▶ **Required task**:
Images are not part of the copy; write out the rest of the data exactly as given.

**** Entries shown ****

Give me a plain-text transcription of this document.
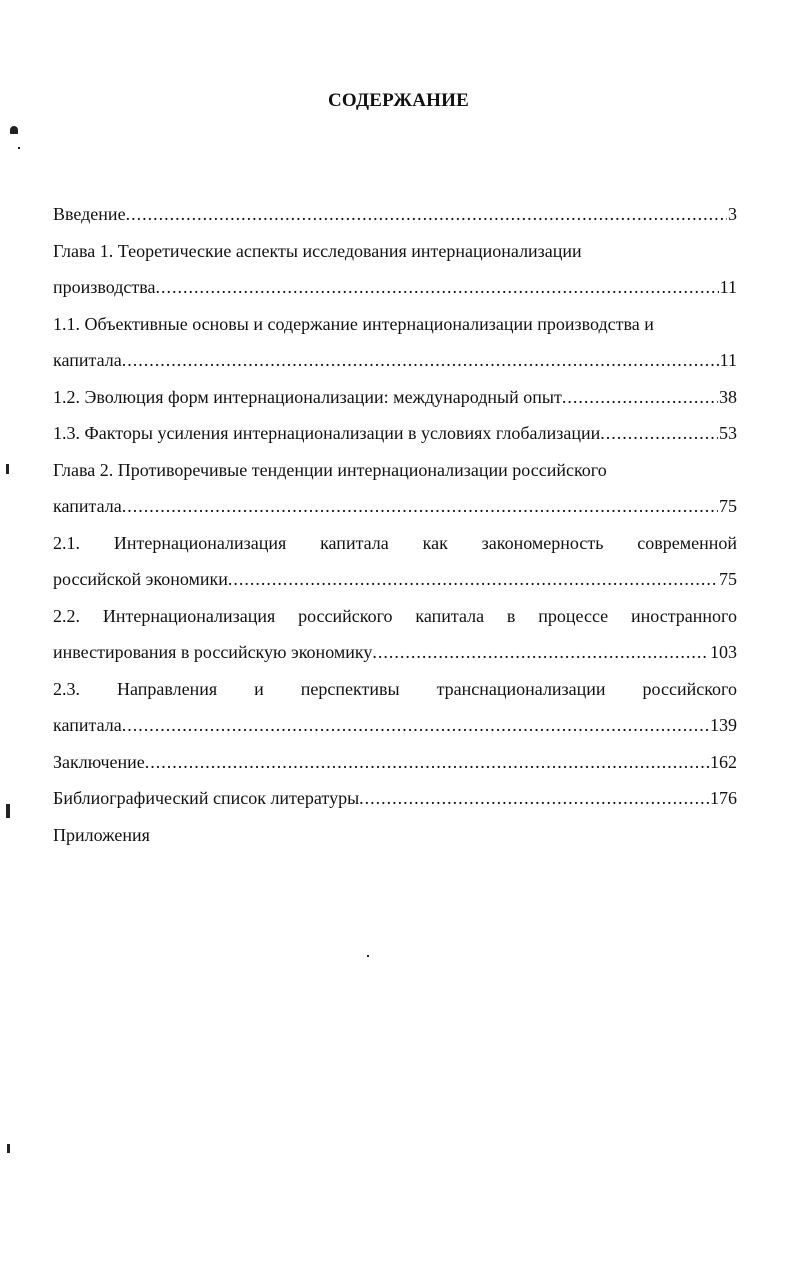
СОДЕРЖАНИЕ
Введение .....	3
Глава 1. Теоретические аспекты исследования интернационализации
производства .....	11
1.1. Объективные основы и содержание интернационализации производства и
капитала .....	11
1.2. Эволюция форм интернационализации: международный опыт .....	38
1.3. Факторы усиления интернационализации в условиях глобализации .....	53
Глава 2. Противоречивые тенденции интернационализации российского
капитала .....	75
2.1. Интернационализация капитала как закономерность современной
российской экономики .....	75
2.2. Интернационализация российского капитала в процессе иностранного
инвестирования в российскую экономику .....	103
2.3. Направления и перспективы транснационализации российского
капитала .....	139
Заключение .....	162
Библиографический список литературы .....	176
Приложения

****

▶ **Correct response**:
Give me a plain-text transcription of this document.
СОДЕРЖАНИЕ
Введение .....	3
Глава 1. Теоретические аспекты исследования интернационализации
производства .....	11
1.1. Объективные основы и содержание интернационализации производства и
капитала .....	11
1.2. Эволюция форм интернационализации: международный опыт .....	38
1.3. Факторы усиления интернационализации в условиях глобализации .....	53
Глава 2. Противоречивые тенденции интернационализации российского
капитала .....	75
2.1. Интернационализация капитала как закономерность современной
российской экономики .....	75
2.2. Интернационализация российского капитала в процессе иностранного
инвестирования в российскую экономику .....	103
2.3. Направления и перспективы транснационализации российского
капитала .....	139
Заключение .....	162
Библиографический список литературы .....	176
Приложения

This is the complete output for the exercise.